What is asked - Any picture among the records should be left out, please; retype the rest exactly.

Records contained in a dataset
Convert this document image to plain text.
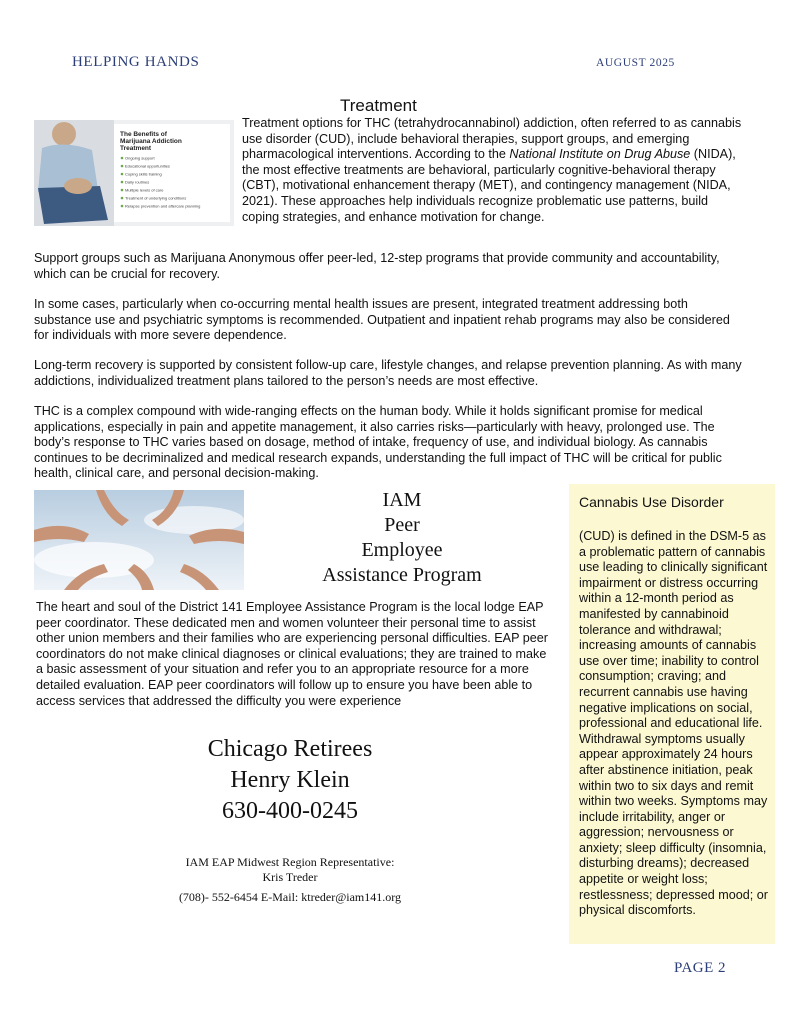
HELPING HANDS	AUGUST 2025
Treatment
The Benefits of
Marijuana Addiction
Treatment
Ongoing support
Educational opportunities
Coping skills training
Daily routines
Multiple levels of care
Treatment of underlying conditions
Relapse prevention and aftercare planning

Treatment options for THC (tetrahydrocannabinol) addiction, often referred to as cannabis use disorder (CUD), include behavioral therapies, support groups, and emerging pharmacological interventions. According to the National Institute on Drug Abuse (NIDA), the most effective treatments are behavioral, particularly cognitive-behavioral therapy (CBT), motivational enhancement therapy (MET), and contingency management (NIDA, 2021). These approaches help individuals recognize problematic use patterns, build coping strategies, and enhance motivation for change.

Support groups such as Marijuana Anonymous offer peer-led, 12-step programs that provide community and accountability, which can be crucial for recovery.

In some cases, particularly when co-occurring mental health issues are present, integrated treatment addressing both substance use and psychiatric symptoms is recommended. Outpatient and inpatient rehab programs may also be considered for individuals with more severe dependence.

Long-term recovery is supported by consistent follow-up care, lifestyle changes, and relapse prevention planning. As with many addictions, individualized treatment plans tailored to the person’s needs are most effective.

THC is a complex compound with wide-ranging effects on the human body. While it holds significant promise for medical applications, especially in pain and appetite management, it also carries risks—particularly with heavy, prolonged use. The body’s response to THC varies based on dosage, method of intake, frequency of use, and individual biology. As cannabis continues to be decriminalized and medical research expands, understanding the full impact of THC will be critical for public health, clinical care, and personal decision-making.

IAM
Peer
Employee
Assistance Program

The heart and soul of the District 141 Employee Assistance Program is the local lodge EAP peer coordinator. These dedicated men and women volunteer their personal time to assist other union members and their families who are experiencing personal difficulties. EAP peer coordinators do not make clinical diagnoses or clinical evaluations; they are trained to make a basic assessment of your situation and refer you to an appropriate resource for a more detailed evaluation. EAP peer coordinators will follow up to ensure you have been able to access services that addressed the difficulty you were experience

Chicago Retirees
Henry Klein
630-400-0245
IAM EAP Midwest Region Representative:
Kris Treder
(708)- 552-6454 E-Mail: ktreder@iam141.org
Cannabis Use Disorder

(CUD) is defined in the DSM-5 as a problematic pattern of cannabis use leading to clinically significant impairment or distress occurring within a 12-month period as manifested by cannabinoid tolerance and withdrawal; increasing amounts of cannabis use over time; inability to control consumption; craving; and recurrent cannabis use having negative implications on social, professional and educational life. Withdrawal symptoms usually appear approximately 24 hours after abstinence initiation, peak within two to six days and remit within two weeks. Symptoms may include irritability, anger or aggression; nervousness or anxiety; sleep difficulty (insomnia, disturbing dreams); decreased appetite or weight loss; restlessness; depressed mood; or physical discomforts.

PAGE 2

Exercise result -
Convert this document image to plain text.
HELPING HANDS	AUGUST 2025
Treatment
The Benefits of
Marijuana Addiction
Treatment
Ongoing support
Educational opportunities
Coping skills training
Daily routines
Multiple levels of care
Treatment of underlying conditions
Relapse prevention and aftercare planning

Treatment options for THC (tetrahydrocannabinol) addiction, often referred to as cannabis use disorder (CUD), include behavioral therapies, support groups, and emerging pharmacological interventions. According to the National Institute on Drug Abuse (NIDA), the most effective treatments are behavioral, particularly cognitive-behavioral therapy (CBT), motivational enhancement therapy (MET), and contingency management (NIDA, 2021). These approaches help individuals recognize problematic use patterns, build coping strategies, and enhance motivation for change.

Support groups such as Marijuana Anonymous offer peer-led, 12-step programs that provide community and accountability, which can be crucial for recovery.

In some cases, particularly when co-occurring mental health issues are present, integrated treatment addressing both substance use and psychiatric symptoms is recommended. Outpatient and inpatient rehab programs may also be considered for individuals with more severe dependence.

Long-term recovery is supported by consistent follow-up care, lifestyle changes, and relapse prevention planning. As with many addictions, individualized treatment plans tailored to the person’s needs are most effective.

THC is a complex compound with wide-ranging effects on the human body. While it holds significant promise for medical applications, especially in pain and appetite management, it also carries risks—particularly with heavy, prolonged use. The body’s response to THC varies based on dosage, method of intake, frequency of use, and individual biology. As cannabis continues to be decriminalized and medical research expands, understanding the full impact of THC will be critical for public health, clinical care, and personal decision-making.

IAM
Peer
Employee
Assistance Program

The heart and soul of the District 141 Employee Assistance Program is the local lodge EAP peer coordinator. These dedicated men and women volunteer their personal time to assist other union members and their families who are experiencing personal difficulties. EAP peer coordinators do not make clinical diagnoses or clinical evaluations; they are trained to make a basic assessment of your situation and refer you to an appropriate resource for a more detailed evaluation. EAP peer coordinators will follow up to ensure you have been able to access services that addressed the difficulty you were experience

Chicago Retirees
Henry Klein
630-400-0245
IAM EAP Midwest Region Representative:
Kris Treder
(708)- 552-6454 E-Mail: ktreder@iam141.org
Cannabis Use Disorder

(CUD) is defined in the DSM-5 as a problematic pattern of cannabis use leading to clinically significant impairment or distress occurring within a 12-month period as manifested by cannabinoid tolerance and withdrawal; increasing amounts of cannabis use over time; inability to control consumption; craving; and recurrent cannabis use having negative implications on social, professional and educational life. Withdrawal symptoms usually appear approximately 24 hours after abstinence initiation, peak within two to six days and remit within two weeks. Symptoms may include irritability, anger or aggression; nervousness or anxiety; sleep difficulty (insomnia, disturbing dreams); decreased appetite or weight loss; restlessness; depressed mood; or physical discomforts.

PAGE 2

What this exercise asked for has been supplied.